Task to carry out — Copy all lines holding the word "this" from the entries.

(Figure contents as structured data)
******

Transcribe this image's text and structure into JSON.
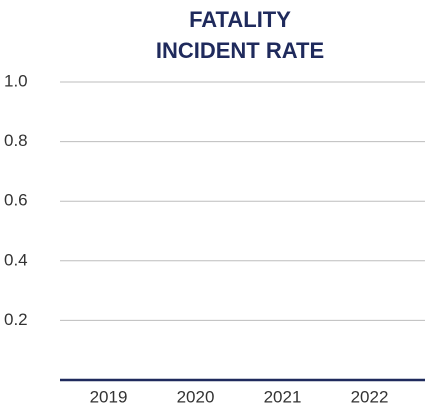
{
  "chart_data": {
    "type": "bar",
    "title": [
      "FATALITY",
      "INCIDENT RATE"
    ],
    "categories": [
      "2019",
      "2020",
      "2021",
      "2022"
    ],
    "values": [
      0,
      0,
      0,
      0
    ],
    "color": "#1f2a5c",
    "ylim": [
      0,
      1
    ],
    "yticks": [
      0.2,
      0.4,
      0.6,
      0.8,
      {
        "value": 1,
        "label": "1.0"
      }
    ],
    "grid": true
  }
}
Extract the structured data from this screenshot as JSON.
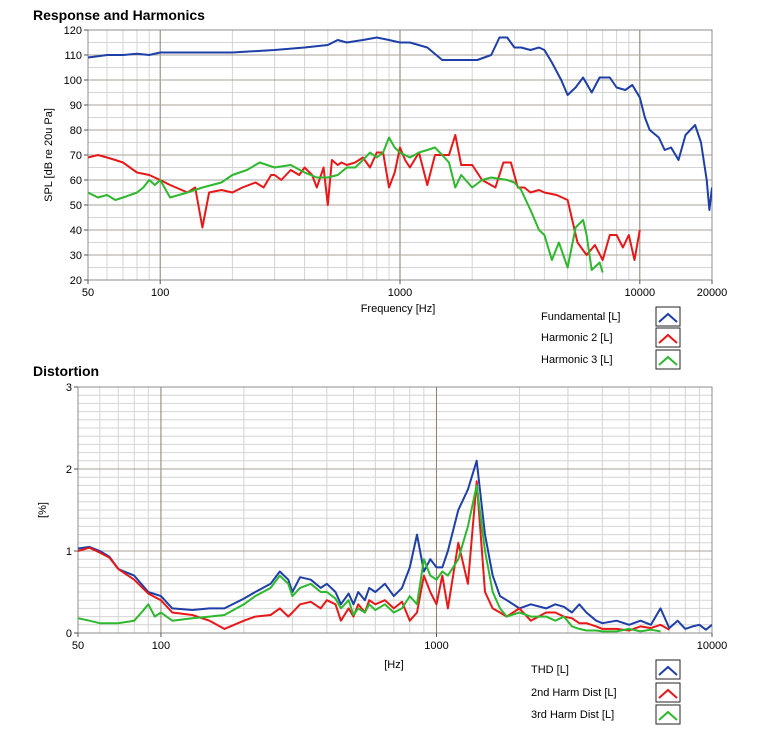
{
  "chart_data": [
    {
      "type": "line",
      "title": "Response and Harmonics",
      "xlabel": "Frequency [Hz]",
      "ylabel": "SPL [dB re 20u Pa]",
      "xscale": "log",
      "xlim": [
        50,
        20000
      ],
      "ylim": [
        20,
        120
      ],
      "xticks": [
        50,
        100,
        1000,
        10000,
        20000
      ],
      "xtick_labels": [
        "50",
        "100",
        "1000",
        "10000",
        "20000"
      ],
      "yticks": [
        20,
        30,
        40,
        50,
        60,
        70,
        80,
        90,
        100,
        110,
        120
      ],
      "ytick_labels": [
        "20",
        "30",
        "40",
        "50",
        "60",
        "70",
        "80",
        "90",
        "100",
        "110",
        "120"
      ],
      "grid": true,
      "legend_position": "bottom-right",
      "series": [
        {
          "name": "Fundamental [L]",
          "color": "#1f3fa8",
          "x": [
            50,
            55,
            60,
            70,
            80,
            90,
            100,
            130,
            200,
            300,
            400,
            500,
            550,
            600,
            700,
            800,
            900,
            1000,
            1100,
            1300,
            1500,
            1800,
            2100,
            2400,
            2600,
            2800,
            3000,
            3200,
            3500,
            3800,
            4000,
            4300,
            4700,
            5000,
            5400,
            5800,
            6300,
            6800,
            7500,
            8000,
            8700,
            9300,
            10000,
            10500,
            11000,
            12000,
            12700,
            13500,
            14500,
            15500,
            17000,
            18000,
            19000,
            19500,
            20000
          ],
          "values": [
            109,
            109.5,
            110,
            110,
            110.5,
            110,
            111,
            111,
            111,
            112,
            113,
            114,
            116,
            115,
            116,
            117,
            116,
            115,
            115,
            113,
            108,
            108,
            108,
            110,
            117,
            117,
            113,
            113,
            112,
            113,
            112,
            107,
            100,
            94,
            97,
            101,
            95,
            101,
            101,
            97,
            96,
            98,
            93,
            85,
            80,
            77,
            72,
            73,
            68,
            78,
            82,
            75,
            60,
            48,
            57
          ]
        },
        {
          "name": "Harmonic 2 [L]",
          "color": "#e81818",
          "x": [
            50,
            55,
            60,
            65,
            70,
            80,
            90,
            100,
            110,
            130,
            140,
            150,
            160,
            180,
            200,
            220,
            250,
            270,
            290,
            300,
            320,
            350,
            380,
            400,
            430,
            450,
            480,
            500,
            520,
            550,
            570,
            600,
            650,
            700,
            750,
            800,
            850,
            900,
            950,
            1000,
            1050,
            1100,
            1200,
            1300,
            1400,
            1500,
            1600,
            1700,
            1800,
            2000,
            2200,
            2500,
            2700,
            2900,
            3100,
            3300,
            3500,
            3800,
            4000,
            4500,
            5000,
            5500,
            6000,
            6500,
            7000,
            7500,
            8000,
            8500,
            9000,
            9500,
            10000
          ],
          "values": [
            69,
            70,
            69,
            68,
            67,
            63,
            62,
            60,
            58,
            55,
            57,
            41,
            55,
            56,
            55,
            57,
            59,
            57,
            62,
            62,
            60,
            64,
            62,
            65,
            62,
            57,
            65,
            50,
            68,
            66,
            67,
            66,
            67,
            69,
            65,
            71,
            71,
            57,
            63,
            73,
            68,
            65,
            71,
            58,
            70,
            70,
            70,
            78,
            66,
            66,
            60,
            57,
            67,
            67,
            57,
            57,
            55,
            56,
            55,
            54,
            52,
            35,
            30,
            34,
            28,
            38,
            38,
            33,
            38,
            28,
            40
          ]
        },
        {
          "name": "Harmonic 3 [L]",
          "color": "#2db82d",
          "x": [
            50,
            55,
            60,
            65,
            70,
            75,
            80,
            85,
            90,
            95,
            100,
            110,
            130,
            150,
            180,
            200,
            230,
            260,
            300,
            350,
            400,
            450,
            500,
            550,
            600,
            650,
            700,
            750,
            800,
            850,
            900,
            950,
            1000,
            1100,
            1200,
            1300,
            1400,
            1500,
            1600,
            1700,
            1800,
            2000,
            2200,
            2400,
            2800,
            3000,
            3200,
            3500,
            3800,
            4000,
            4300,
            4600,
            5000,
            5400,
            5800,
            6000,
            6300,
            6800,
            7000
          ],
          "values": [
            55,
            53,
            54,
            52,
            53,
            54,
            55,
            57,
            60,
            58,
            60,
            53,
            55,
            57,
            59,
            62,
            64,
            67,
            65,
            66,
            63,
            61,
            61,
            62,
            65,
            65,
            68,
            71,
            69,
            71,
            77,
            73,
            71,
            69,
            71,
            72,
            73,
            70,
            67,
            57,
            62,
            57,
            60,
            61,
            60,
            59,
            56,
            48,
            40,
            38,
            28,
            35,
            25,
            41,
            44,
            38,
            24,
            27,
            23
          ]
        }
      ]
    },
    {
      "type": "line",
      "title": "Distortion",
      "xlabel": "[Hz]",
      "ylabel": "[%]",
      "xscale": "log",
      "xlim": [
        50,
        10000
      ],
      "ylim": [
        0,
        3
      ],
      "xticks": [
        50,
        100,
        1000,
        10000
      ],
      "xtick_labels": [
        "50",
        "100",
        "1000",
        "10000"
      ],
      "yticks": [
        0,
        1,
        2,
        3
      ],
      "ytick_labels": [
        "0",
        "1",
        "2",
        "3"
      ],
      "grid": true,
      "legend_position": "bottom-right",
      "series": [
        {
          "name": "THD [L]",
          "color": "#1f3fa8",
          "x": [
            50,
            55,
            60,
            65,
            70,
            80,
            90,
            100,
            110,
            130,
            150,
            170,
            200,
            220,
            250,
            270,
            290,
            300,
            320,
            350,
            380,
            400,
            430,
            450,
            480,
            500,
            520,
            550,
            570,
            600,
            650,
            700,
            750,
            800,
            850,
            900,
            950,
            1000,
            1050,
            1100,
            1200,
            1300,
            1400,
            1500,
            1600,
            1700,
            1800,
            2000,
            2200,
            2500,
            2700,
            2900,
            3100,
            3300,
            3500,
            3800,
            4000,
            4500,
            5000,
            5500,
            6000,
            6500,
            7000,
            7500,
            8000,
            8500,
            9000,
            9500,
            10000
          ],
          "values": [
            1.03,
            1.05,
            1.0,
            0.93,
            0.78,
            0.7,
            0.5,
            0.45,
            0.3,
            0.28,
            0.3,
            0.3,
            0.42,
            0.5,
            0.6,
            0.75,
            0.65,
            0.5,
            0.68,
            0.65,
            0.55,
            0.6,
            0.5,
            0.35,
            0.48,
            0.35,
            0.5,
            0.4,
            0.55,
            0.5,
            0.6,
            0.45,
            0.55,
            0.8,
            1.2,
            0.75,
            0.9,
            0.8,
            0.8,
            1.0,
            1.5,
            1.75,
            2.1,
            1.2,
            0.7,
            0.45,
            0.4,
            0.3,
            0.35,
            0.3,
            0.35,
            0.32,
            0.25,
            0.35,
            0.25,
            0.15,
            0.12,
            0.15,
            0.1,
            0.15,
            0.1,
            0.3,
            0.06,
            0.15,
            0.05,
            0.08,
            0.1,
            0.04,
            0.1
          ]
        },
        {
          "name": "2nd Harm Dist [L]",
          "color": "#e81818",
          "x": [
            50,
            55,
            60,
            65,
            70,
            80,
            90,
            100,
            110,
            130,
            150,
            170,
            200,
            220,
            250,
            270,
            290,
            300,
            320,
            350,
            380,
            400,
            430,
            450,
            480,
            500,
            520,
            550,
            570,
            600,
            650,
            700,
            750,
            800,
            850,
            900,
            950,
            1000,
            1050,
            1100,
            1200,
            1300,
            1400,
            1500,
            1600,
            1700,
            1800,
            2000,
            2200,
            2500,
            2700,
            2900,
            3100,
            3300,
            3500,
            3800,
            4000,
            4500,
            5000,
            5500,
            6000,
            6500,
            7000
          ],
          "values": [
            1.0,
            1.04,
            0.98,
            0.92,
            0.78,
            0.65,
            0.48,
            0.4,
            0.25,
            0.22,
            0.15,
            0.05,
            0.15,
            0.2,
            0.22,
            0.3,
            0.2,
            0.25,
            0.35,
            0.38,
            0.3,
            0.4,
            0.35,
            0.15,
            0.3,
            0.2,
            0.35,
            0.25,
            0.4,
            0.35,
            0.4,
            0.3,
            0.38,
            0.15,
            0.25,
            0.7,
            0.5,
            0.35,
            0.7,
            0.3,
            1.1,
            0.6,
            1.85,
            0.5,
            0.3,
            0.25,
            0.2,
            0.3,
            0.15,
            0.25,
            0.25,
            0.2,
            0.18,
            0.12,
            0.12,
            0.08,
            0.05,
            0.05,
            0.03,
            0.08,
            0.06,
            0.1,
            0.04
          ]
        },
        {
          "name": "3rd Harm Dist [L]",
          "color": "#2db82d",
          "x": [
            50,
            55,
            60,
            65,
            70,
            80,
            85,
            90,
            95,
            100,
            110,
            130,
            150,
            170,
            200,
            220,
            250,
            270,
            290,
            300,
            320,
            350,
            380,
            400,
            430,
            450,
            480,
            500,
            520,
            550,
            570,
            600,
            650,
            700,
            750,
            800,
            850,
            900,
            950,
            1000,
            1050,
            1100,
            1200,
            1300,
            1400,
            1500,
            1600,
            1700,
            1800,
            2000,
            2200,
            2500,
            2700,
            2900,
            3100,
            3300,
            3500,
            3800,
            4000,
            4500,
            5000,
            5500,
            6000,
            6500
          ],
          "values": [
            0.18,
            0.15,
            0.12,
            0.12,
            0.12,
            0.15,
            0.25,
            0.35,
            0.2,
            0.25,
            0.15,
            0.18,
            0.2,
            0.22,
            0.35,
            0.45,
            0.55,
            0.7,
            0.6,
            0.45,
            0.55,
            0.6,
            0.5,
            0.5,
            0.42,
            0.3,
            0.4,
            0.22,
            0.3,
            0.25,
            0.35,
            0.28,
            0.35,
            0.25,
            0.3,
            0.45,
            0.35,
            0.9,
            0.7,
            0.65,
            0.75,
            0.7,
            0.9,
            1.3,
            1.8,
            1.0,
            0.5,
            0.3,
            0.2,
            0.25,
            0.2,
            0.2,
            0.15,
            0.2,
            0.08,
            0.05,
            0.03,
            0.03,
            0.02,
            0.02,
            0.05,
            0.02,
            0.04,
            0.02
          ]
        }
      ]
    }
  ]
}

******

Task result —
Transcribe this image's text and structure into JSON.
Extract the structured data from this screenshot as JSON.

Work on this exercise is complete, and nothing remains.